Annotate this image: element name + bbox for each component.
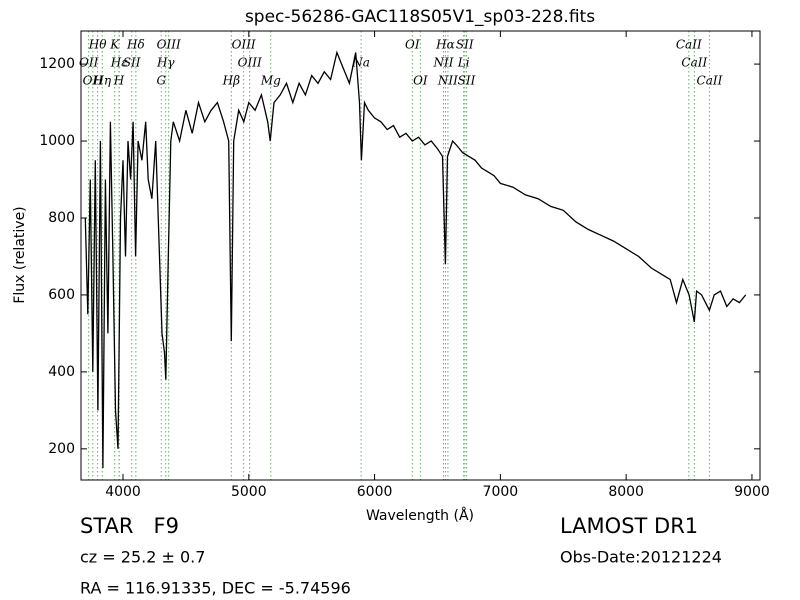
- spectral-line-label: Na: [351, 56, 370, 70]
- spectral-line-label: Hη: [92, 74, 111, 88]
- spectral-line-label: SII: [458, 74, 476, 88]
- spectral-line-label: Hθ: [88, 38, 107, 52]
- spectral-line-label: Hβ: [222, 74, 240, 88]
- object-class: STAR F9: [80, 514, 179, 538]
- survey: LAMOST DR1: [560, 514, 698, 538]
- spectral-line-label: OIII: [232, 38, 256, 52]
- x-tick-label: 8000: [608, 484, 644, 500]
- spectral-line-label: Hα: [435, 38, 455, 52]
- y-tick-label: 800: [48, 210, 75, 226]
- spectral-line-label: Hε: [110, 56, 128, 70]
- coordinates: RA = 116.91335, DEC = -5.74596: [80, 579, 351, 598]
- plot-area: [84, 31, 747, 480]
- y-tick-label: 1000: [39, 133, 75, 149]
- spectral-line-label: K: [109, 38, 120, 52]
- spectral-line-label: OH: [83, 74, 104, 88]
- chart-title: spec-56286-GAC118S05V1_sp03-228.fits: [245, 7, 595, 27]
- spectral-line-label: H: [113, 74, 125, 88]
- spectral-line-label: NII: [433, 56, 454, 70]
- x-tick-label: 5000: [231, 484, 267, 500]
- spectral-line-label: Hδ: [126, 38, 145, 52]
- spectral-line-label: SII: [123, 56, 141, 70]
- x-tick-label: 9000: [734, 484, 770, 500]
- spectral-line-label: OIII: [157, 38, 181, 52]
- spectral-line-label: Li: [457, 56, 470, 70]
- x-tick-label: 7000: [483, 484, 519, 500]
- spectral-line-label: OI: [405, 38, 420, 52]
- spectral-line-label: CaII: [681, 56, 707, 70]
- spectral-line-label: OI: [413, 74, 428, 88]
- plot-frame: [80, 30, 761, 481]
- spectral-line-label: OII: [79, 56, 99, 70]
- spectral-line-label: G: [156, 74, 166, 88]
- spectral-line-label: SII: [456, 38, 474, 52]
- x-tick-label: 6000: [357, 484, 393, 500]
- spectral-line-label: CaII: [697, 74, 723, 88]
- redshift: cz = 25.2 ± 0.7: [80, 548, 205, 567]
- spectral-line-label: NII: [437, 74, 458, 88]
- spectral-line-label: Hγ: [156, 56, 175, 70]
- spectrum-line: [84, 50, 747, 469]
- y-tick-label: 400: [48, 364, 75, 380]
- obs-date: Obs-Date:20121224: [560, 548, 722, 567]
- spectral-line-label: Mg: [260, 74, 281, 88]
- spectral-line-label: CaII: [676, 38, 702, 52]
- x-tick-label: 4000: [105, 484, 141, 500]
- y-tick-label: 600: [48, 287, 75, 303]
- y-tick-label: 200: [48, 441, 75, 457]
- y-axis-label: Flux (relative): [12, 206, 28, 303]
- spectral-line-label: OIII: [238, 56, 262, 70]
- x-axis-label: Wavelength (Å): [366, 507, 474, 524]
- y-tick-label: 1200: [39, 56, 75, 72]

• • • • • • •

List every line of the items above that contains the string "tick". Case counts.

• REPLY:
- x-tick-label: 8000: [608, 484, 644, 500]
- y-tick-label: 800: [48, 210, 75, 226]
- y-tick-label: 1000: [39, 133, 75, 149]
- x-tick-label: 5000: [231, 484, 267, 500]
- x-tick-label: 9000: [734, 484, 770, 500]
- x-tick-label: 7000: [483, 484, 519, 500]
- x-tick-label: 6000: [357, 484, 393, 500]
- y-tick-label: 400: [48, 364, 75, 380]
- x-tick-label: 4000: [105, 484, 141, 500]
- y-tick-label: 600: [48, 287, 75, 303]
- y-tick-label: 200: [48, 441, 75, 457]
- y-tick-label: 1200: [39, 56, 75, 72]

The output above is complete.